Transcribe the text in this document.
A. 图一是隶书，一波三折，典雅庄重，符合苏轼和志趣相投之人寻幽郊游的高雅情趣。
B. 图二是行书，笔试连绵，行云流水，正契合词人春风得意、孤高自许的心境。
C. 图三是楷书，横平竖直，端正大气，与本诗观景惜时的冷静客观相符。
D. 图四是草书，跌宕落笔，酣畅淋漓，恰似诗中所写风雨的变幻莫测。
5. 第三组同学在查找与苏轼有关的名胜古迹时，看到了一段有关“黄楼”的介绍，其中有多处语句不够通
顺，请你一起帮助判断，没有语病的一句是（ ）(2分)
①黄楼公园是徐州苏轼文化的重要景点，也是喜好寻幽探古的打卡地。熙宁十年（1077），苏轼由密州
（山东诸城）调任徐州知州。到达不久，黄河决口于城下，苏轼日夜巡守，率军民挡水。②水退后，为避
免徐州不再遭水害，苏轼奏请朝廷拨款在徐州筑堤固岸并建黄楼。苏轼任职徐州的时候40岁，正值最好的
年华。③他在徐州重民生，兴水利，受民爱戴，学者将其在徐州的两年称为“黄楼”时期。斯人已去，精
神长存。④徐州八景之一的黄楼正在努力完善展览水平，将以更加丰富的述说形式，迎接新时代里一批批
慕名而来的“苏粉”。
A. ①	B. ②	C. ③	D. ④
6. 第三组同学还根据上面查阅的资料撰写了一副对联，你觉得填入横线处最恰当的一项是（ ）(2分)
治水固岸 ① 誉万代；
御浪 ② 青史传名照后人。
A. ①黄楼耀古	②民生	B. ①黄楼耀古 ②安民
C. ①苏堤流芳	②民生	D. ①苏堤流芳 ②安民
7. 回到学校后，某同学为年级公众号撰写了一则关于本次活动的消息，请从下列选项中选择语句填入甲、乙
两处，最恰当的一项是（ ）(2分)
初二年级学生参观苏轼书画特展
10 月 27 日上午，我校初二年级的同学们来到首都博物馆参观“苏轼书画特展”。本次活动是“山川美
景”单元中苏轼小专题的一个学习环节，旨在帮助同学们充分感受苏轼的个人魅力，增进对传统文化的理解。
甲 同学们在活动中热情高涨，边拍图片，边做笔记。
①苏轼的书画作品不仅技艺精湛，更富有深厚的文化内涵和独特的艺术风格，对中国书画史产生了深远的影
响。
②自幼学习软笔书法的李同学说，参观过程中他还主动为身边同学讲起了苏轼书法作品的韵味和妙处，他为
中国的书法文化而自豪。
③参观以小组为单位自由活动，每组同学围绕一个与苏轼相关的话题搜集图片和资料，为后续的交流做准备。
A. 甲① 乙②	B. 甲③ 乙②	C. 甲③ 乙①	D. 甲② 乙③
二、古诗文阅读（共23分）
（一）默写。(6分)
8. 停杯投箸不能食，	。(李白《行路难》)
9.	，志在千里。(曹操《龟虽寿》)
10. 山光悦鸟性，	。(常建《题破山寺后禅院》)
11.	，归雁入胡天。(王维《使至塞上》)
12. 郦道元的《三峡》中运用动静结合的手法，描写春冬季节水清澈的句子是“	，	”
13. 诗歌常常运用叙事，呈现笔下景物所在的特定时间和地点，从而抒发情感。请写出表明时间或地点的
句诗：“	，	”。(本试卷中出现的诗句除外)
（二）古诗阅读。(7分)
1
^^^^^^^^^^^^^^^^
**Exercise description**
Copy out the material above in its entirety. Every detail must match.

**Exercise answer**
Transcribe the text in this document.
A. 图一是隶书，一波三折，典雅庄重，符合苏轼和志趣相投之人寻幽郊游的高雅情趣。
B. 图二是行书，笔试连绵，行云流水，正契合词人春风得意、孤高自许的心境。
C. 图三是楷书，横平竖直，端正大气，与本诗观景惜时的冷静客观相符。
D. 图四是草书，跌宕落笔，酣畅淋漓，恰似诗中所写风雨的变幻莫测。
5. 第三组同学在查找与苏轼有关的名胜古迹时，看到了一段有关“黄楼”的介绍，其中有多处语句不够通
顺，请你一起帮助判断，没有语病的一句是（ ）(2分)
①黄楼公园是徐州苏轼文化的重要景点，也是喜好寻幽探古的打卡地。熙宁十年（1077），苏轼由密州
（山东诸城）调任徐州知州。到达不久，黄河决口于城下，苏轼日夜巡守，率军民挡水。②水退后，为避
免徐州不再遭水害，苏轼奏请朝廷拨款在徐州筑堤固岸并建黄楼。苏轼任职徐州的时候40岁，正值最好的
年华。③他在徐州重民生，兴水利，受民爱戴，学者将其在徐州的两年称为“黄楼”时期。斯人已去，精
神长存。④徐州八景之一的黄楼正在努力完善展览水平，将以更加丰富的述说形式，迎接新时代里一批批
慕名而来的“苏粉”。
A. ①	B. ②	C. ③	D. ④
6. 第三组同学还根据上面查阅的资料撰写了一副对联，你觉得填入横线处最恰当的一项是（ ）(2分)
治水固岸 ① 誉万代；
御浪 ② 青史传名照后人。
A. ①黄楼耀古	②民生	B. ①黄楼耀古 ②安民
C. ①苏堤流芳	②民生	D. ①苏堤流芳 ②安民
7. 回到学校后，某同学为年级公众号撰写了一则关于本次活动的消息，请从下列选项中选择语句填入甲、乙
两处，最恰当的一项是（ ）(2分)
初二年级学生参观苏轼书画特展
10 月 27 日上午，我校初二年级的同学们来到首都博物馆参观“苏轼书画特展”。本次活动是“山川美
景”单元中苏轼小专题的一个学习环节，旨在帮助同学们充分感受苏轼的个人魅力，增进对传统文化的理解。
甲 同学们在活动中热情高涨，边拍图片，边做笔记。
①苏轼的书画作品不仅技艺精湛，更富有深厚的文化内涵和独特的艺术风格，对中国书画史产生了深远的影
响。
②自幼学习软笔书法的李同学说，参观过程中他还主动为身边同学讲起了苏轼书法作品的韵味和妙处，他为
中国的书法文化而自豪。
③参观以小组为单位自由活动，每组同学围绕一个与苏轼相关的话题搜集图片和资料，为后续的交流做准备。
A. 甲① 乙②	B. 甲③ 乙②	C. 甲③ 乙①	D. 甲② 乙③
二、古诗文阅读（共23分）
（一）默写。(6分)
8. 停杯投箸不能食，	。(李白《行路难》)
9.	，志在千里。(曹操《龟虽寿》)
10. 山光悦鸟性，	。(常建《题破山寺后禅院》)
11.	，归雁入胡天。(王维《使至塞上》)
12. 郦道元的《三峡》中运用动静结合的手法，描写春冬季节水清澈的句子是“	，	”
13. 诗歌常常运用叙事，呈现笔下景物所在的特定时间和地点，从而抒发情感。请写出表明时间或地点的
句诗：“	，	”。(本试卷中出现的诗句除外)
（二）古诗阅读。(7分)
1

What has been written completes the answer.